(Data records)
=====
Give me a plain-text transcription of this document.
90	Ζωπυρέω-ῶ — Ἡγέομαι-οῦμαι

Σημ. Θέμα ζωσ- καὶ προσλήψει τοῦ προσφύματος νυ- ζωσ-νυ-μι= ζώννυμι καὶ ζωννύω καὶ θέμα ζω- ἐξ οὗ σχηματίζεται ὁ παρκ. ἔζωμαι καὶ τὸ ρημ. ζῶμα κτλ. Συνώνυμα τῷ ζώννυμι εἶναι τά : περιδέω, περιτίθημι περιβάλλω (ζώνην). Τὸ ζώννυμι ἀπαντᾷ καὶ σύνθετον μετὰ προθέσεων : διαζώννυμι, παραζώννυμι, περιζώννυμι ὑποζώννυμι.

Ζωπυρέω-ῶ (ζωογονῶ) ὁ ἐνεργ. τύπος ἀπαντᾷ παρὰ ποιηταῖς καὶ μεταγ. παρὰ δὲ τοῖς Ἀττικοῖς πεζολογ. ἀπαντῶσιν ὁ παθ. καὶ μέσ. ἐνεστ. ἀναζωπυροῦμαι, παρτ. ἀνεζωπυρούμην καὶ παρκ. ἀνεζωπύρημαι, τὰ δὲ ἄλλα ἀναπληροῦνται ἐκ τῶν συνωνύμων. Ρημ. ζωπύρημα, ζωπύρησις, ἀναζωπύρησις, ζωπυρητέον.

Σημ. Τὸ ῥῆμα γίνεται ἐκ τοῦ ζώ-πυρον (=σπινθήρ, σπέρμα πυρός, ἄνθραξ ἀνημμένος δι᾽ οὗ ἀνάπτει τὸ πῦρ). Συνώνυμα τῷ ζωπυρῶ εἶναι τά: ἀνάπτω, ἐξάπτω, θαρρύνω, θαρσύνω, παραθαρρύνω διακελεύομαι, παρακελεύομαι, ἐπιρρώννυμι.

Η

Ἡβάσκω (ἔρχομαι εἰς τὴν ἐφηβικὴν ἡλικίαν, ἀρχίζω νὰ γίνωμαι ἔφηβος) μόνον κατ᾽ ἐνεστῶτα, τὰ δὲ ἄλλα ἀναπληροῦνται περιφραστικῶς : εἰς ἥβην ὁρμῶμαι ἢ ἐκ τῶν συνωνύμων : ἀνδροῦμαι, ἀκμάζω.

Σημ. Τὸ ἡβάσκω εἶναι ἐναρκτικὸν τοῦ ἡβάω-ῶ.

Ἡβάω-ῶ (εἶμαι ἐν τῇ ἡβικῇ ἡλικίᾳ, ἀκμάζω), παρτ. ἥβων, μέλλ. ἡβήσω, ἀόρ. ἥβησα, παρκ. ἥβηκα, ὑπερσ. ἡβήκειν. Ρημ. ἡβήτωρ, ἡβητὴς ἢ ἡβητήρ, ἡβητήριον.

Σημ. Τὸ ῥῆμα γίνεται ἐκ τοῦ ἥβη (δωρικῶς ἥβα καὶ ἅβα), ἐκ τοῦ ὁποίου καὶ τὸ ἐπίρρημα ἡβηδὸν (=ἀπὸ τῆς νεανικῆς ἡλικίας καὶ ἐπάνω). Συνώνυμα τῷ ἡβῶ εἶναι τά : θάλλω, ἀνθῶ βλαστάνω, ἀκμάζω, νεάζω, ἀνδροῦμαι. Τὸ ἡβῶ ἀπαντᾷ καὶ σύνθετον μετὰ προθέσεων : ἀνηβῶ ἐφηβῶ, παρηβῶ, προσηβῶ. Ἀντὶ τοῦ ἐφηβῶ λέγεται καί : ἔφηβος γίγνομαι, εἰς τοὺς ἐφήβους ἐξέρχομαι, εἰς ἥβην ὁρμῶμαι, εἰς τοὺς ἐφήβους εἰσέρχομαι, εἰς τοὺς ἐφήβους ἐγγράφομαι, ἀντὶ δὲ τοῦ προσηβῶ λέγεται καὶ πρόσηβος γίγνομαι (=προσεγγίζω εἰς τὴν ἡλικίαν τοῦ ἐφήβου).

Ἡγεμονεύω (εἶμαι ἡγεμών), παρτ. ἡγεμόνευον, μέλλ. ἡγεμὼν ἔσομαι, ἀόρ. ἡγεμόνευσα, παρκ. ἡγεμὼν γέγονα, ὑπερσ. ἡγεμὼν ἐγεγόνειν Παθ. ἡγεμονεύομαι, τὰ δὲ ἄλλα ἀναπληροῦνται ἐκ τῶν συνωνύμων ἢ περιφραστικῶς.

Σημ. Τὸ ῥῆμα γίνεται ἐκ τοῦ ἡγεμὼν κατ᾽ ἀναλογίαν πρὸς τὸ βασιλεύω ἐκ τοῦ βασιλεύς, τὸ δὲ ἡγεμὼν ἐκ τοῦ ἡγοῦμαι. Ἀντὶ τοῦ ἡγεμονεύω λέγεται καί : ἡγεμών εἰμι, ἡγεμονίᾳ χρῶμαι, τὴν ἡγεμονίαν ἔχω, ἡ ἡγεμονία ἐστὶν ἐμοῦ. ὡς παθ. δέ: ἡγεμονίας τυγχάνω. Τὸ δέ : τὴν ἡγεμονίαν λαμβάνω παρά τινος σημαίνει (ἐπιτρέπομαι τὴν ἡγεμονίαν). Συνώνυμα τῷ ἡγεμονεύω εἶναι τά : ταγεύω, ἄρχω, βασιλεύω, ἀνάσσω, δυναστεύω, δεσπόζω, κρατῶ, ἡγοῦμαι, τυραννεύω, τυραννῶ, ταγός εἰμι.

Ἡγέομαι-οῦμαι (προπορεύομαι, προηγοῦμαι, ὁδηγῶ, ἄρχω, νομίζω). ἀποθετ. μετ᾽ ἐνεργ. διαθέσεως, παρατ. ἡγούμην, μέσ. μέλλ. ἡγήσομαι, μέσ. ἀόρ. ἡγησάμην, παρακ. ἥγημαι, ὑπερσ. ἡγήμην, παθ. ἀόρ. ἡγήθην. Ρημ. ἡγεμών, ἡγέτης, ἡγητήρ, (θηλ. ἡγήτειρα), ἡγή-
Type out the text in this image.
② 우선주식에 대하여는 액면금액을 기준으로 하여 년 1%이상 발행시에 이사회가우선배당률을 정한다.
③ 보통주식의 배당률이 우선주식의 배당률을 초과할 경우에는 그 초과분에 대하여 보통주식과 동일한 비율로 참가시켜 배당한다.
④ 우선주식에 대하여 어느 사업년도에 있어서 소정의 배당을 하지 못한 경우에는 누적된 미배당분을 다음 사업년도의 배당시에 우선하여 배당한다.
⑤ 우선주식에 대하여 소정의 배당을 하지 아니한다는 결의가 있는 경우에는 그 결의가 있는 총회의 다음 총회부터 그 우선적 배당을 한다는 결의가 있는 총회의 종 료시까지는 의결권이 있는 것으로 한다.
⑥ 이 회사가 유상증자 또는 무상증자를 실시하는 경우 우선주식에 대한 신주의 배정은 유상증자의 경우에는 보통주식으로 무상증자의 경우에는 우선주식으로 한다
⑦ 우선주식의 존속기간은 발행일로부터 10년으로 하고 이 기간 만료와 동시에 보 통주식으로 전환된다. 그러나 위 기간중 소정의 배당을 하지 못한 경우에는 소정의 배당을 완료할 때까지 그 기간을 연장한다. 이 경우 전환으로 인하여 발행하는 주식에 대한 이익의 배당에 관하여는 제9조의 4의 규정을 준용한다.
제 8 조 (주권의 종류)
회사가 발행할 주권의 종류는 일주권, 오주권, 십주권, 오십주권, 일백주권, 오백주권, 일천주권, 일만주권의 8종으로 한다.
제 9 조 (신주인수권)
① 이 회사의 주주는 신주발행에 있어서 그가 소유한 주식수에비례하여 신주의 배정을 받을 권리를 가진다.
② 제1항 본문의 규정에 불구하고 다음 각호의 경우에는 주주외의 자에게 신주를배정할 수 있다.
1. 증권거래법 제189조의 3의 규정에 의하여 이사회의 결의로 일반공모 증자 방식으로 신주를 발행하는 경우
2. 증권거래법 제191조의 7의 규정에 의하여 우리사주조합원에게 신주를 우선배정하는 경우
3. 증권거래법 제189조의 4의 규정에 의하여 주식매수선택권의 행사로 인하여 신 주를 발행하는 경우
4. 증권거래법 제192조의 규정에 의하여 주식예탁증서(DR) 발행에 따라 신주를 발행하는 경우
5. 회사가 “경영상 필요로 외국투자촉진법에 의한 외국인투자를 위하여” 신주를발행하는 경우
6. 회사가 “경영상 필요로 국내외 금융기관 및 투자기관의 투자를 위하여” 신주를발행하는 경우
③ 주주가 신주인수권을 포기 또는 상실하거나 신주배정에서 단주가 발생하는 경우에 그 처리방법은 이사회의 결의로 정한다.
=====
EXERCISE: Looking at the data above, show all lines where the word "ἀπαντᾷ" occurs.

EXPECTED ANSWER:
Σημ. Θέμα ζωσ- καὶ προσλήψει τοῦ προσφύματος νυ- ζωσ-νυ-μι= ζώννυμι καὶ ζωννύω καὶ θέμα ζω- ἐξ οὗ σχηματίζεται ὁ παρκ. ἔζωμαι καὶ τὸ ρημ. ζῶμα κτλ. Συνώνυμα τῷ ζώννυμι εἶναι τά : περιδέω, περιτίθημι περιβάλλω (ζώνην). Τὸ ζώννυμι ἀπαντᾷ καὶ σύνθετον μετὰ προθέσεων : διαζώννυμι, παραζώννυμι, περιζώννυμι ὑποζώννυμι.
Ζωπυρέω-ῶ (ζωογονῶ) ὁ ἐνεργ. τύπος ἀπαντᾷ παρὰ ποιηταῖς καὶ μεταγ. παρὰ δὲ τοῖς Ἀττικοῖς πεζολογ. ἀπαντῶσιν ὁ παθ. καὶ μέσ. ἐνεστ. ἀναζωπυροῦμαι, παρτ. ἀνεζωπυρούμην καὶ παρκ. ἀνεζωπύρημαι, τὰ δὲ ἄλλα ἀναπληροῦνται ἐκ τῶν συνωνύμων. Ρημ. ζωπύρημα, ζωπύρησις, ἀναζωπύρησις, ζωπυρητέον.
Σημ. Τὸ ῥῆμα γίνεται ἐκ τοῦ ἥβη (δωρικῶς ἥβα καὶ ἅβα), ἐκ τοῦ ὁποίου καὶ τὸ ἐπίρρημα ἡβηδὸν (=ἀπὸ τῆς νεανικῆς ἡλικίας καὶ ἐπάνω). Συνώνυμα τῷ ἡβῶ εἶναι τά : θάλλω, ἀνθῶ βλαστάνω, ἀκμάζω, νεάζω, ἀνδροῦμαι. Τὸ ἡβῶ ἀπαντᾷ καὶ σύνθετον μετὰ προθέσεων : ἀνηβῶ ἐφηβῶ, παρηβῶ, προσηβῶ. Ἀντὶ τοῦ ἐφηβῶ λέγεται καί : ἔφηβος γίγνομαι, εἰς τοὺς ἐφήβους ἐξέρχομαι, εἰς ἥβην ὁρμῶμαι, εἰς τοὺς ἐφήβους εἰσέρχομαι, εἰς τοὺς ἐφήβους ἐγγράφομαι, ἀντὶ δὲ τοῦ προσηβῶ λέγεται καὶ πρόσηβος γίγνομαι (=προσεγγίζω εἰς τὴν ἡλικίαν τοῦ ἐφήβου).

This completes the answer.